**What is required:**
Collect all lines containing the word "document" from the data.

Items from a data source
* Start *

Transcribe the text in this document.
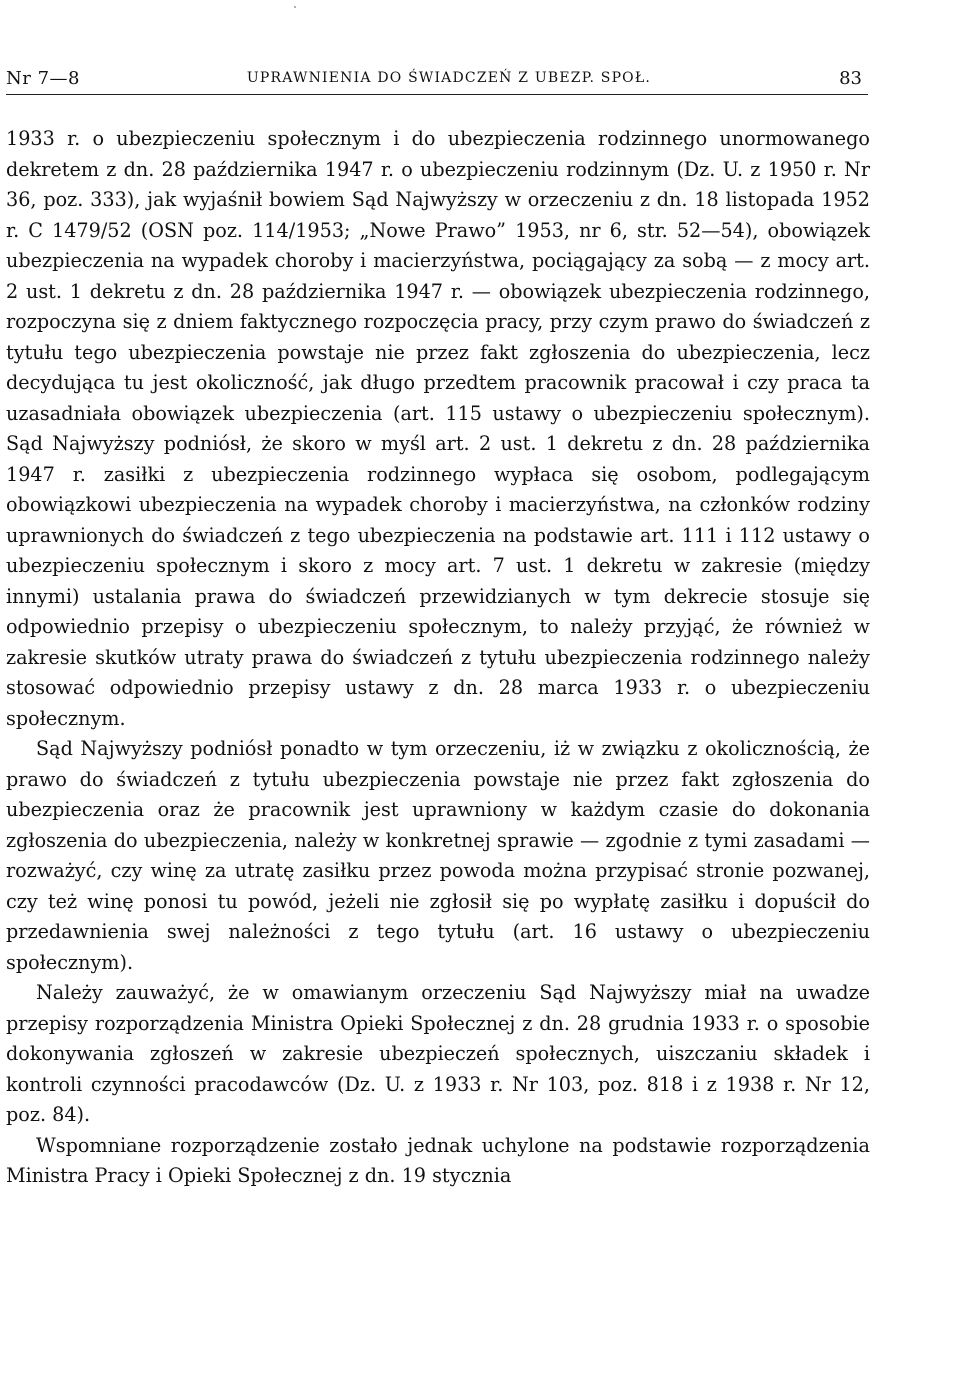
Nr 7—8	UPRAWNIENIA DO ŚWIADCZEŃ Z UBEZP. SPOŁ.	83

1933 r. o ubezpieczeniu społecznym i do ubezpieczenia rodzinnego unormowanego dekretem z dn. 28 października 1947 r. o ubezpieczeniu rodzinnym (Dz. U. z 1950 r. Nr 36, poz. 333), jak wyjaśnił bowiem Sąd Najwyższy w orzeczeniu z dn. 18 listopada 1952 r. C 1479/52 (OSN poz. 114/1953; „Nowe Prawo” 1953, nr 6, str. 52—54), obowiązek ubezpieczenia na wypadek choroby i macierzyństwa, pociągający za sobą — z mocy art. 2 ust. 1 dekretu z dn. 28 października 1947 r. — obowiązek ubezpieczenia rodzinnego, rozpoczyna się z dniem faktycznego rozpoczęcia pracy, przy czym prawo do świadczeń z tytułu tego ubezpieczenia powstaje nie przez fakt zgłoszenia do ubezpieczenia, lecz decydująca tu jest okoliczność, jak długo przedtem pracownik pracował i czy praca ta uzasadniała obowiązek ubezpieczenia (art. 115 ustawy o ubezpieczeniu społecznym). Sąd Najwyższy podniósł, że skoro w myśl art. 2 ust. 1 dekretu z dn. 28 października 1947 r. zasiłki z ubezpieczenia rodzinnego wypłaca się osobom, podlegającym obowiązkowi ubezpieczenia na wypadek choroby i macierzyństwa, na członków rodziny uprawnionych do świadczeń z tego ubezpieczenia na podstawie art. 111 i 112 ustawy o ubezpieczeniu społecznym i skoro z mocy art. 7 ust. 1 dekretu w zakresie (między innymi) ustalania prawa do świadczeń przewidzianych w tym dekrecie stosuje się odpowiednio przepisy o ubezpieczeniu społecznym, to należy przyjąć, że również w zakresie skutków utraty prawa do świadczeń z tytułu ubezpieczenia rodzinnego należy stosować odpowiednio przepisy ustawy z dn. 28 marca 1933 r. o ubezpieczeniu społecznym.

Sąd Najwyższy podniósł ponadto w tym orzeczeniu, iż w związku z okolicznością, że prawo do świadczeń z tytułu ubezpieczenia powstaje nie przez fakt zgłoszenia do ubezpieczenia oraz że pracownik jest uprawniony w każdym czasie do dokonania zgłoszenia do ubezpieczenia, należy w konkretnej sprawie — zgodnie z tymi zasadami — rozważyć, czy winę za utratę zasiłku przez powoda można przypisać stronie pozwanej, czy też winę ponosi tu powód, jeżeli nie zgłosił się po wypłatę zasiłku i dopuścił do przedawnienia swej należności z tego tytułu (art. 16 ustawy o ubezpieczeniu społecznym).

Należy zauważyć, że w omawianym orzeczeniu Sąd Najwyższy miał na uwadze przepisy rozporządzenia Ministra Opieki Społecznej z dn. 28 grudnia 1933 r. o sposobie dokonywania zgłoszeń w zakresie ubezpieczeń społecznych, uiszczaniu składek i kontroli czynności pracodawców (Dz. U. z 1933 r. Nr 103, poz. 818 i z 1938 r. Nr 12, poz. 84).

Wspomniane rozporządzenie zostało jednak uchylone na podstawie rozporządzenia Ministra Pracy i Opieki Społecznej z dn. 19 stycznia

* End *
* Start *

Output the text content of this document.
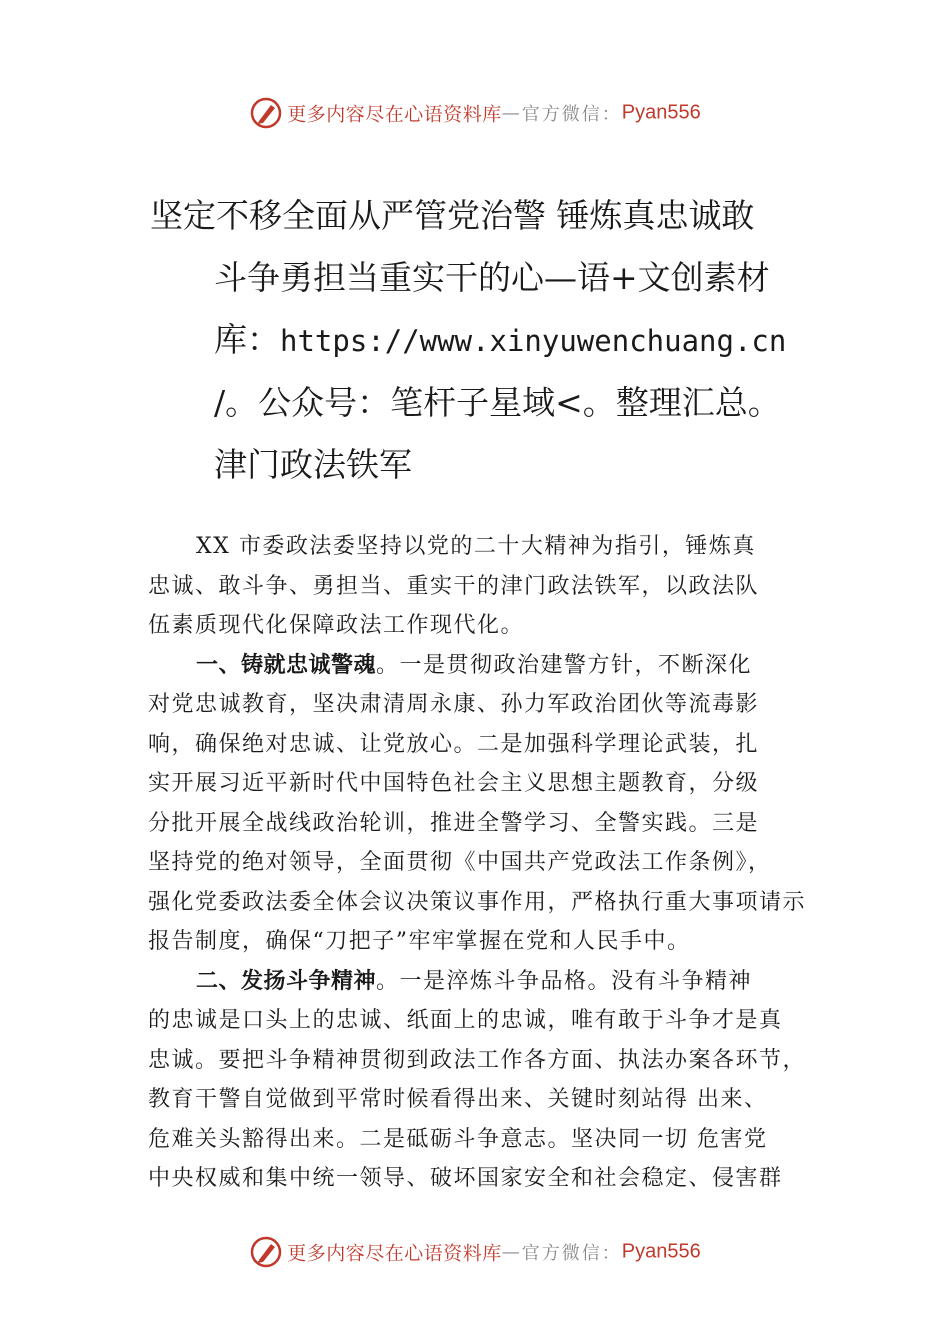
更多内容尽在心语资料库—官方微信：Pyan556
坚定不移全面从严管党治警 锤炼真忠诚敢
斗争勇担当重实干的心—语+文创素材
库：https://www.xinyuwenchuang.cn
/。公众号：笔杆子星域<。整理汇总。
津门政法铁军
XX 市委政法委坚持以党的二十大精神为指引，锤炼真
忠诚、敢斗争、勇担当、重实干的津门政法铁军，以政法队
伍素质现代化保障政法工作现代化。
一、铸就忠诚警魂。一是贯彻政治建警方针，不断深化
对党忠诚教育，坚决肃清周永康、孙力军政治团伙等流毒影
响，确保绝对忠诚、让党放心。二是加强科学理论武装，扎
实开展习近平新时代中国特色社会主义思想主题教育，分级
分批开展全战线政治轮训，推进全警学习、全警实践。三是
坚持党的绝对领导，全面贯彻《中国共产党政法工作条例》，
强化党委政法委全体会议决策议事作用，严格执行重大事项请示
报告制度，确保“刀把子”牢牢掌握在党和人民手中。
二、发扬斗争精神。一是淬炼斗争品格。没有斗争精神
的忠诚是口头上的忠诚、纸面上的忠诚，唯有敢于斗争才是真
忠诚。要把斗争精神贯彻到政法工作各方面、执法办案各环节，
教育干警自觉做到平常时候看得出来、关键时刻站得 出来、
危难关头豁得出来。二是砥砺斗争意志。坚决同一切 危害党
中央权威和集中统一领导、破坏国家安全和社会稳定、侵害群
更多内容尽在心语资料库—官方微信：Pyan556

* End *

**Task result:**
Transcribe the text in this document.
Output the text content of this document.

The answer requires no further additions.